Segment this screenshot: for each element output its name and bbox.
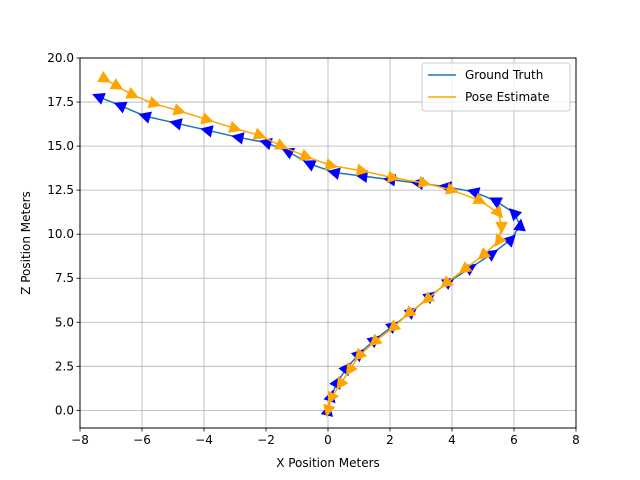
- legend: Ground Truth Pose Estimate: [421, 62, 571, 112]
- series-marker-pose-estimate: [97, 71, 111, 83]
- x-tick-label: 8: [572, 433, 580, 447]
- series-marker-pose-estimate: [403, 305, 417, 318]
- series-marker-pose-estimate: [458, 261, 473, 274]
- series-marker-ground-truth: [303, 160, 317, 172]
- series-marker-ground-truth: [355, 170, 369, 183]
- x-axis-label: X Position Meters: [276, 456, 380, 470]
- series-marker-pose-estimate: [495, 221, 508, 235]
- y-tick-label: 12.5: [47, 183, 74, 197]
- x-tick-label: −6: [133, 433, 151, 447]
- x-tick-label: −4: [195, 433, 213, 447]
- x-tick-label: 2: [386, 433, 394, 447]
- y-tick-label: 5.0: [55, 315, 74, 329]
- y-tick-label: 2.5: [55, 359, 74, 373]
- series-marker-pose-estimate: [417, 175, 431, 189]
- x-tick-label: 0: [324, 433, 332, 447]
- series-marker-pose-estimate: [421, 291, 436, 304]
- x-tick-label: −8: [71, 433, 89, 447]
- series-marker-ground-truth: [92, 92, 106, 105]
- series-marker-ground-truth: [231, 132, 245, 145]
- y-tick-label: 10.0: [47, 227, 74, 241]
- series-marker-ground-truth: [169, 118, 183, 131]
- series-layer: [92, 71, 526, 418]
- series-marker-pose-estimate: [386, 170, 400, 183]
- series-marker-ground-truth: [513, 218, 526, 232]
- series-marker-ground-truth: [138, 111, 153, 124]
- series-marker-pose-estimate: [490, 204, 503, 219]
- series-marker-pose-estimate: [477, 247, 492, 260]
- series-marker-pose-estimate: [125, 87, 140, 99]
- series-marker-pose-estimate: [324, 158, 338, 171]
- series-marker-ground-truth: [113, 101, 128, 114]
- series-marker-pose-estimate: [345, 362, 358, 376]
- y-tick-label: 7.5: [55, 271, 74, 285]
- series-marker-pose-estimate: [472, 192, 487, 205]
- y-tick-label: 17.5: [47, 95, 74, 109]
- series-marker-pose-estimate: [494, 233, 507, 248]
- series-marker-pose-estimate: [200, 112, 214, 125]
- series-marker-pose-estimate: [445, 182, 459, 195]
- series-marker-pose-estimate: [109, 78, 124, 90]
- series-marker-ground-truth: [502, 234, 516, 248]
- tick-layer: −8 −6 −4 −2 0 2 4 6 8 0.0 2.5 5.0 7.5 10.0 12.5 15.0 17.…: [47, 51, 580, 447]
- series-marker-pose-estimate: [354, 347, 368, 362]
- series-marker-pose-estimate: [387, 319, 402, 333]
- series-marker-pose-estimate: [440, 275, 454, 288]
- series-marker-pose-estimate: [355, 163, 369, 176]
- legend-box: [421, 62, 571, 112]
- x-tick-label: −2: [257, 433, 275, 447]
- y-tick-label: 20.0: [47, 51, 74, 65]
- series-marker-pose-estimate: [172, 103, 186, 116]
- series-marker-pose-estimate: [274, 138, 288, 150]
- series-marker-ground-truth: [200, 125, 214, 138]
- series-marker-pose-estimate: [327, 390, 340, 405]
- series-marker-pose-estimate: [252, 127, 267, 140]
- x-tick-label: 6: [510, 433, 518, 447]
- legend-label-ground-truth: Ground Truth: [465, 68, 543, 82]
- series-marker-ground-truth: [327, 167, 341, 180]
- y-axis-label: Z Position Meters: [19, 191, 33, 295]
- series-marker-pose-estimate: [228, 120, 242, 134]
- series-marker-ground-truth: [484, 249, 499, 262]
- y-tick-label: 15.0: [47, 139, 74, 153]
- series-marker-ground-truth: [489, 197, 503, 209]
- series-marker-pose-estimate: [299, 148, 313, 161]
- series-marker-pose-estimate: [147, 96, 162, 109]
- legend-label-pose-estimate: Pose Estimate: [465, 90, 550, 104]
- x-tick-label: 4: [448, 433, 456, 447]
- series-marker-pose-estimate: [336, 376, 349, 390]
- series-marker-ground-truth: [509, 208, 523, 222]
- y-tick-label: 0.0: [55, 403, 74, 417]
- series-marker-pose-estimate: [369, 333, 383, 347]
- series-marker-pose-estimate: [323, 403, 336, 418]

^^^^

EXERCISE PROMPT: Can you print every line of the item above again, word for word, and leave out the picture?

WRITTEN RESPONSE:
Segment this screenshot: for each element output its name and bbox.
- legend: Ground Truth Pose Estimate: [421, 62, 571, 112]
- series-marker-pose-estimate: [97, 71, 111, 83]
- x-tick-label: 8: [572, 433, 580, 447]
- series-marker-pose-estimate: [403, 305, 417, 318]
- series-marker-pose-estimate: [458, 261, 473, 274]
- series-marker-ground-truth: [303, 160, 317, 172]
- series-marker-ground-truth: [355, 170, 369, 183]
- x-axis-label: X Position Meters: [276, 456, 380, 470]
- series-marker-pose-estimate: [495, 221, 508, 235]
- y-tick-label: 12.5: [47, 183, 74, 197]
- x-tick-label: −6: [133, 433, 151, 447]
- x-tick-label: −4: [195, 433, 213, 447]
- x-tick-label: 2: [386, 433, 394, 447]
- y-tick-label: 5.0: [55, 315, 74, 329]
- y-tick-label: 2.5: [55, 359, 74, 373]
- series-marker-pose-estimate: [417, 175, 431, 189]
- x-tick-label: 0: [324, 433, 332, 447]
- series-marker-pose-estimate: [421, 291, 436, 304]
- x-tick-label: −8: [71, 433, 89, 447]
- series-marker-ground-truth: [92, 92, 106, 105]
- series-marker-ground-truth: [231, 132, 245, 145]
- y-tick-label: 10.0: [47, 227, 74, 241]
- series-marker-ground-truth: [169, 118, 183, 131]
- series-layer: [92, 71, 526, 418]
- series-marker-pose-estimate: [386, 170, 400, 183]
- series-marker-ground-truth: [513, 218, 526, 232]
- series-marker-ground-truth: [138, 111, 153, 124]
- series-marker-pose-estimate: [490, 204, 503, 219]
- series-marker-pose-estimate: [477, 247, 492, 260]
- series-marker-pose-estimate: [125, 87, 140, 99]
- series-marker-pose-estimate: [324, 158, 338, 171]
- series-marker-ground-truth: [113, 101, 128, 114]
- series-marker-pose-estimate: [345, 362, 358, 376]
- y-tick-label: 7.5: [55, 271, 74, 285]
- series-marker-pose-estimate: [472, 192, 487, 205]
- y-tick-label: 17.5: [47, 95, 74, 109]
- series-marker-pose-estimate: [494, 233, 507, 248]
- series-marker-pose-estimate: [200, 112, 214, 125]
- series-marker-pose-estimate: [445, 182, 459, 195]
- series-marker-pose-estimate: [109, 78, 124, 90]
- series-marker-ground-truth: [502, 234, 516, 248]
- tick-layer: −8 −6 −4 −2 0 2 4 6 8 0.0 2.5 5.0 7.5 10.0 12.5 15.0 17.…: [47, 51, 580, 447]
- series-marker-pose-estimate: [354, 347, 368, 362]
- series-marker-pose-estimate: [387, 319, 402, 333]
- series-marker-pose-estimate: [440, 275, 454, 288]
- series-marker-pose-estimate: [355, 163, 369, 176]
- legend-box: [421, 62, 571, 112]
- x-tick-label: −2: [257, 433, 275, 447]
- y-tick-label: 20.0: [47, 51, 74, 65]
- series-marker-pose-estimate: [172, 103, 186, 116]
- series-marker-pose-estimate: [274, 138, 288, 150]
- series-marker-ground-truth: [200, 125, 214, 138]
- series-marker-pose-estimate: [327, 390, 340, 405]
- series-marker-pose-estimate: [252, 127, 267, 140]
- x-tick-label: 6: [510, 433, 518, 447]
- legend-label-ground-truth: Ground Truth: [465, 68, 543, 82]
- series-marker-ground-truth: [327, 167, 341, 180]
- y-axis-label: Z Position Meters: [19, 191, 33, 295]
- series-marker-pose-estimate: [228, 120, 242, 134]
- series-marker-ground-truth: [484, 249, 499, 262]
- y-tick-label: 15.0: [47, 139, 74, 153]
- series-marker-ground-truth: [489, 197, 503, 209]
- series-marker-pose-estimate: [299, 148, 313, 161]
- series-marker-pose-estimate: [147, 96, 162, 109]
- legend-label-pose-estimate: Pose Estimate: [465, 90, 550, 104]
- x-tick-label: 4: [448, 433, 456, 447]
- series-marker-pose-estimate: [336, 376, 349, 390]
- series-marker-ground-truth: [509, 208, 523, 222]
- y-tick-label: 0.0: [55, 403, 74, 417]
- series-marker-pose-estimate: [369, 333, 383, 347]
- series-marker-pose-estimate: [323, 403, 336, 418]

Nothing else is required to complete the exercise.